• _What the task asks_: Set down every entry word for word. Omit the pictures.

Data excerpts:

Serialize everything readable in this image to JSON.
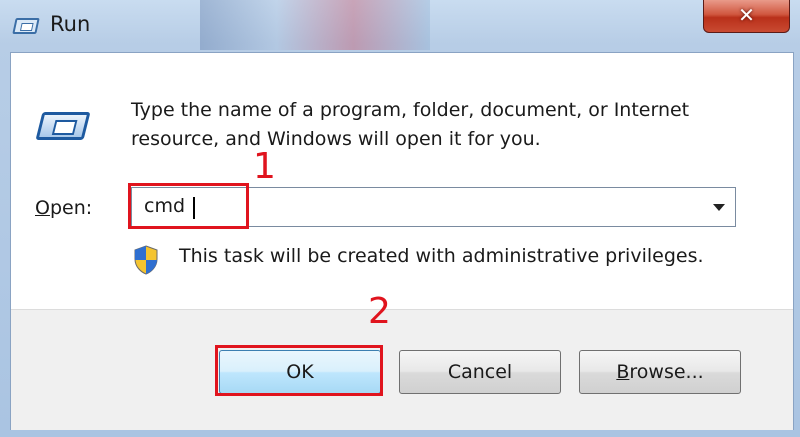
{
  "window": {
    "title": "Run",
    "close_label": "✕"
  },
  "dialog": {
    "description": "Type the name of a program, folder, document, or Internet resource, and Windows will open it for you.",
    "open_label_accel": "O",
    "open_label_rest": "pen:",
    "open_value": "cmd",
    "admin_notice": "This task will be created with administrative privileges."
  },
  "buttons": {
    "ok": "OK",
    "cancel": "Cancel",
    "browse_accel": "B",
    "browse_rest": "rowse..."
  },
  "annotations": {
    "step1": "1",
    "step2": "2",
    "color": "#e0141e"
  },
  "icons": [
    "run-icon",
    "shield-icon",
    "close-icon",
    "dropdown-arrow-icon"
  ]
}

• _Task output_:
Serialize everything readable in this image to JSON.
{
  "window": {
    "title": "Run",
    "close_label": "✕"
  },
  "dialog": {
    "description": "Type the name of a program, folder, document, or Internet resource, and Windows will open it for you.",
    "open_label_accel": "O",
    "open_label_rest": "pen:",
    "open_value": "cmd",
    "admin_notice": "This task will be created with administrative privileges."
  },
  "buttons": {
    "ok": "OK",
    "cancel": "Cancel",
    "browse_accel": "B",
    "browse_rest": "rowse..."
  },
  "annotations": {
    "step1": "1",
    "step2": "2",
    "color": "#e0141e"
  },
  "icons": [
    "run-icon",
    "shield-icon",
    "close-icon",
    "dropdown-arrow-icon"
  ]
}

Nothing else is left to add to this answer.